=== INPUT FOR THIS TASK ===

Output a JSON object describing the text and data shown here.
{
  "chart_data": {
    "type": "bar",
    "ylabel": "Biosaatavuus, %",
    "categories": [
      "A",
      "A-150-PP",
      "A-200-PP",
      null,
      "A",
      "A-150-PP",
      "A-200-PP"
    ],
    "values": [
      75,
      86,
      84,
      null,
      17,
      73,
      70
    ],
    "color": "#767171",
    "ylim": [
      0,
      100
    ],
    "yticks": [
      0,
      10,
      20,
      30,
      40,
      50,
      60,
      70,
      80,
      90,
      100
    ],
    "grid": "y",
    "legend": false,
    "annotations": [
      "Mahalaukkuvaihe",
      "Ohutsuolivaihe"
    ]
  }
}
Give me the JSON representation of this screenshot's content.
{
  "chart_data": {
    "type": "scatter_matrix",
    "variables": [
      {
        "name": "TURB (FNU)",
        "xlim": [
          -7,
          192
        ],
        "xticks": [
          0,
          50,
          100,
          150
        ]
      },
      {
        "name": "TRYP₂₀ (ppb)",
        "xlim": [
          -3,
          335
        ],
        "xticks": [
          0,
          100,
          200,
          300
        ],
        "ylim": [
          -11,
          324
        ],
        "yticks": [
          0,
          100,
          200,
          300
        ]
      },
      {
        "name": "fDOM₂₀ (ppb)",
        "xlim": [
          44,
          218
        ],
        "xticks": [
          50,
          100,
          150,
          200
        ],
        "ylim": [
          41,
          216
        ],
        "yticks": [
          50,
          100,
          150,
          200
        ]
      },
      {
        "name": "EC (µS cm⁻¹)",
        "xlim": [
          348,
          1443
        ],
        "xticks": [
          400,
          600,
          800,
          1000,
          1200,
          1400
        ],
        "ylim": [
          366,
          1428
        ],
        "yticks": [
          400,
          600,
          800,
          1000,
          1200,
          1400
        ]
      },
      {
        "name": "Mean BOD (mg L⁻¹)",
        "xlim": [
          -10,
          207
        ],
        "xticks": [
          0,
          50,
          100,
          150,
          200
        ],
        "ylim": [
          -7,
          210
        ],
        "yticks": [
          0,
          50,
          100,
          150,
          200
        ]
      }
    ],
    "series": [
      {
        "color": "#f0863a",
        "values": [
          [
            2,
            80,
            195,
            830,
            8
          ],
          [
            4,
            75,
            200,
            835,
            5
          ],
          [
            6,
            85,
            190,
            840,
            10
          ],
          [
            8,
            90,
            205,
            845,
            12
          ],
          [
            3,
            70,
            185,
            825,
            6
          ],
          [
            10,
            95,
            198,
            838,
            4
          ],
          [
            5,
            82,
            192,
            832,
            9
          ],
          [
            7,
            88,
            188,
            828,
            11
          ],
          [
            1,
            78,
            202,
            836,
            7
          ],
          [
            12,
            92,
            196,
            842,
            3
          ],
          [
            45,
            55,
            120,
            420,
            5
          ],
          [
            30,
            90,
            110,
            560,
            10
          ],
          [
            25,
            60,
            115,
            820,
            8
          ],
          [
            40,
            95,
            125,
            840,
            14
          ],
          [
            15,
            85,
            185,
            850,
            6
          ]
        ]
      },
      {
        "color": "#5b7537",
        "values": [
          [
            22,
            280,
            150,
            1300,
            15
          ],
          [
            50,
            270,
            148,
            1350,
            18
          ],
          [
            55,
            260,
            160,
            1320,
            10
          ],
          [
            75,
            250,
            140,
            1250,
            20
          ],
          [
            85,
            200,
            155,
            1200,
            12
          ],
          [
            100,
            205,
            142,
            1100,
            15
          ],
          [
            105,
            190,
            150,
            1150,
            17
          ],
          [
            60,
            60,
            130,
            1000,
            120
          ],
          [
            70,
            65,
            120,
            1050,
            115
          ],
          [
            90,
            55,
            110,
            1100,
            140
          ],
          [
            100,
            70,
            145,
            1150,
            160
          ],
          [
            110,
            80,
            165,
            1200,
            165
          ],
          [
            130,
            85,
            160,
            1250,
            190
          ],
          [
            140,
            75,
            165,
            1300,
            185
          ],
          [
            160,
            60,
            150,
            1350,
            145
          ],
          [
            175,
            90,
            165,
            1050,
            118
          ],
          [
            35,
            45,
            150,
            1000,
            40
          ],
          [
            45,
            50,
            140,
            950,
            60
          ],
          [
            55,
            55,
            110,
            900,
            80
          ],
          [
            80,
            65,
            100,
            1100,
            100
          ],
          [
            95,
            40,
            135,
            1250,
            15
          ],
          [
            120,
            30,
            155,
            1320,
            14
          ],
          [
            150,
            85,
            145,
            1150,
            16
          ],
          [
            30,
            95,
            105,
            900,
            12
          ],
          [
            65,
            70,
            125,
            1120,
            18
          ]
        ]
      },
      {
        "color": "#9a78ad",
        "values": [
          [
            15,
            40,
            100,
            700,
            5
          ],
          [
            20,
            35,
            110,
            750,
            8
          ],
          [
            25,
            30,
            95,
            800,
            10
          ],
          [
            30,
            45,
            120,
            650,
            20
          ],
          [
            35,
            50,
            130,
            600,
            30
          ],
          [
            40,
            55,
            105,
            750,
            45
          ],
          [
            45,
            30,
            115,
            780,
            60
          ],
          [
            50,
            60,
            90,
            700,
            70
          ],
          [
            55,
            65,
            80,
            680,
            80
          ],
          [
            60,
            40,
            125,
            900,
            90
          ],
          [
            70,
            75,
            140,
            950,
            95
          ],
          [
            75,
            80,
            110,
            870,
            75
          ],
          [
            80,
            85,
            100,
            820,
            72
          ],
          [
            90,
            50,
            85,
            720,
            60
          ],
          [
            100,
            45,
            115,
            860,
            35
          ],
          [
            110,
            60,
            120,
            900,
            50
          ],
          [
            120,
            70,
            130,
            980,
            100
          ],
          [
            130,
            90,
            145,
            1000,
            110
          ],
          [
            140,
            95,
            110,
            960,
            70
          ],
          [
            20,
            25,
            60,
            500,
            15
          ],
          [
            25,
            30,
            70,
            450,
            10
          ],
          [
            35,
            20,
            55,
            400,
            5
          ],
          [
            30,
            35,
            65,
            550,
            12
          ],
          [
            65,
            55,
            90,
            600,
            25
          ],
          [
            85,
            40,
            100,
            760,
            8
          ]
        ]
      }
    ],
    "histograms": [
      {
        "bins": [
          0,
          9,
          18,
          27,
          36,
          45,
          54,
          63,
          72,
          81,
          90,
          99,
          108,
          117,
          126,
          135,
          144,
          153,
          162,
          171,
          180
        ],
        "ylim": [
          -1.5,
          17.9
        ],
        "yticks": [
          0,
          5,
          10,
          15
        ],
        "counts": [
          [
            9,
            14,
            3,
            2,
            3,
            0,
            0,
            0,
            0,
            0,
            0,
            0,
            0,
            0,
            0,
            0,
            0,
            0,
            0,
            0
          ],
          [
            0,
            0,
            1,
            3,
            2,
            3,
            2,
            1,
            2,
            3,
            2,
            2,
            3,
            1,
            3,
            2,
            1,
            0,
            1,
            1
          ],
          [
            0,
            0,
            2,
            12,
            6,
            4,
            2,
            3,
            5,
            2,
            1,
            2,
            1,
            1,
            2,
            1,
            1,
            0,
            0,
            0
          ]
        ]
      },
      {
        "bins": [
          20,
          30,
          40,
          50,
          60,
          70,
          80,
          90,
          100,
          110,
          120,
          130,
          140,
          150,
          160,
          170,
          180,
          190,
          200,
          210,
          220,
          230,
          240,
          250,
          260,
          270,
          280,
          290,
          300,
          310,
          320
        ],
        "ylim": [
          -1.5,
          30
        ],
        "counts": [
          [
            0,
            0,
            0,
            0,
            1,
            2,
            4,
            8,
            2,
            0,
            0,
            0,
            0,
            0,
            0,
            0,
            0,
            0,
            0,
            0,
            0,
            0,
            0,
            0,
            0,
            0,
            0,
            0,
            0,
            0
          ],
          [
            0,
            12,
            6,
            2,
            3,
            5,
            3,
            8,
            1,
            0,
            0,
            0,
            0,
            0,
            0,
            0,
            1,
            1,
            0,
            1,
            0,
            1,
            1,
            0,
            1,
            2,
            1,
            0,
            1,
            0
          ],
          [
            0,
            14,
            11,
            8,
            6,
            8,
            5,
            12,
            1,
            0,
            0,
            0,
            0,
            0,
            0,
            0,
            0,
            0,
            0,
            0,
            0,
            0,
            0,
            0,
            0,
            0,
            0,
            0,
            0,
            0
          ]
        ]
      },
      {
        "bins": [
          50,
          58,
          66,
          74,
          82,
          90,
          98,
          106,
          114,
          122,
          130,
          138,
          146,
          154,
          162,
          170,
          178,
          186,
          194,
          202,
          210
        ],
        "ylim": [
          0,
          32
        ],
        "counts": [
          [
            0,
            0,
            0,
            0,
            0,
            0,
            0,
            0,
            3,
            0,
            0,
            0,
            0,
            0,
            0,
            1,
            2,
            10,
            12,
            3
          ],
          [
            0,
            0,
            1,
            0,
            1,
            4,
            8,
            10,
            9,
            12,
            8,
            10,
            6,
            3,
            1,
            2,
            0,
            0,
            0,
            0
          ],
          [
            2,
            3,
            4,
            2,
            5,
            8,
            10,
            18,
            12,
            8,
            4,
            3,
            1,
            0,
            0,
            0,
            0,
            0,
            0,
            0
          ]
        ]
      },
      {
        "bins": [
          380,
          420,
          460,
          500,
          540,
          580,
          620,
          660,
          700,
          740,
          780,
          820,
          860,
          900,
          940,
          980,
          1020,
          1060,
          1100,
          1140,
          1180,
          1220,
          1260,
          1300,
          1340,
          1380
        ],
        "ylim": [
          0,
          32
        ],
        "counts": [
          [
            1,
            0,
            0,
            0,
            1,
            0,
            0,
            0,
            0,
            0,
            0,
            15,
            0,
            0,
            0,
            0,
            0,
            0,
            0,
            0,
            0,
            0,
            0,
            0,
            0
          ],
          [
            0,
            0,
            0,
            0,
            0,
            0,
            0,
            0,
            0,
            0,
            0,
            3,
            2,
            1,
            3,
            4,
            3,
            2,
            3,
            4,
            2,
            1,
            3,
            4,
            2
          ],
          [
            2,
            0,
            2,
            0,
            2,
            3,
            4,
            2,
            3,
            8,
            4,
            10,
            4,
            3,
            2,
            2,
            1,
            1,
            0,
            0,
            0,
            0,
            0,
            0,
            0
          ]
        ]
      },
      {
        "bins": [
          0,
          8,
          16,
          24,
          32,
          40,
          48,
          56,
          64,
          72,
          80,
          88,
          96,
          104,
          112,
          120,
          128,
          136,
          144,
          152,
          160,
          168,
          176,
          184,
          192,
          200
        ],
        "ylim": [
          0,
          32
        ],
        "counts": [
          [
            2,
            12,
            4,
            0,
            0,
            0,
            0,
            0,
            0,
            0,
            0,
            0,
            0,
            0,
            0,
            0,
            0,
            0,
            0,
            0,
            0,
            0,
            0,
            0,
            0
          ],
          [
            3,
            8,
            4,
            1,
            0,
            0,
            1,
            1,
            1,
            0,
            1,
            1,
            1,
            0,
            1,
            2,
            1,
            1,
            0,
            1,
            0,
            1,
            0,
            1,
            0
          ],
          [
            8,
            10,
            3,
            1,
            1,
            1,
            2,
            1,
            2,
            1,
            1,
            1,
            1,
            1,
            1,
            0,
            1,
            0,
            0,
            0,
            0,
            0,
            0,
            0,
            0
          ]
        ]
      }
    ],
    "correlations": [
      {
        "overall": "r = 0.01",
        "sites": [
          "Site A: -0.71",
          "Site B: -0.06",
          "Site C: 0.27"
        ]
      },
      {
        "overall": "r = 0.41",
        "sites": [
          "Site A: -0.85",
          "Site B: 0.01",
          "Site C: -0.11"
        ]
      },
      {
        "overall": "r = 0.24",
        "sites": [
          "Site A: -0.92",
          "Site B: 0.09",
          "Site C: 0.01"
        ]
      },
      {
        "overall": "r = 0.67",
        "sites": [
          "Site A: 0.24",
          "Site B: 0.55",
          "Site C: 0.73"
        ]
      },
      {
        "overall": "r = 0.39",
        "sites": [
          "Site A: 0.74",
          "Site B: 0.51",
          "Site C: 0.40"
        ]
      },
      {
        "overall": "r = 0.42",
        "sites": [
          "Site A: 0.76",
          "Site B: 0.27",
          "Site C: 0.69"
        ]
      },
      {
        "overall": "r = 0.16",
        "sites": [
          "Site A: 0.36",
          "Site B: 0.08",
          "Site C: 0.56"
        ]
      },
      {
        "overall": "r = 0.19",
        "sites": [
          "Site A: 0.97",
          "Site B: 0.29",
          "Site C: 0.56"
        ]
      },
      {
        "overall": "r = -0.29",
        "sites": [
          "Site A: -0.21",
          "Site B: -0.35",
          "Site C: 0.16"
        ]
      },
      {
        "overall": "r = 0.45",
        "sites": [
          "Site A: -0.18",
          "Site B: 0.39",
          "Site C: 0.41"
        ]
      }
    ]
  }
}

===

→ **EXERCISE PROMPT**
Note how many lines in the material hold the word "name", and give that number with nothing added.

→ **OUTPUT BELOW**
5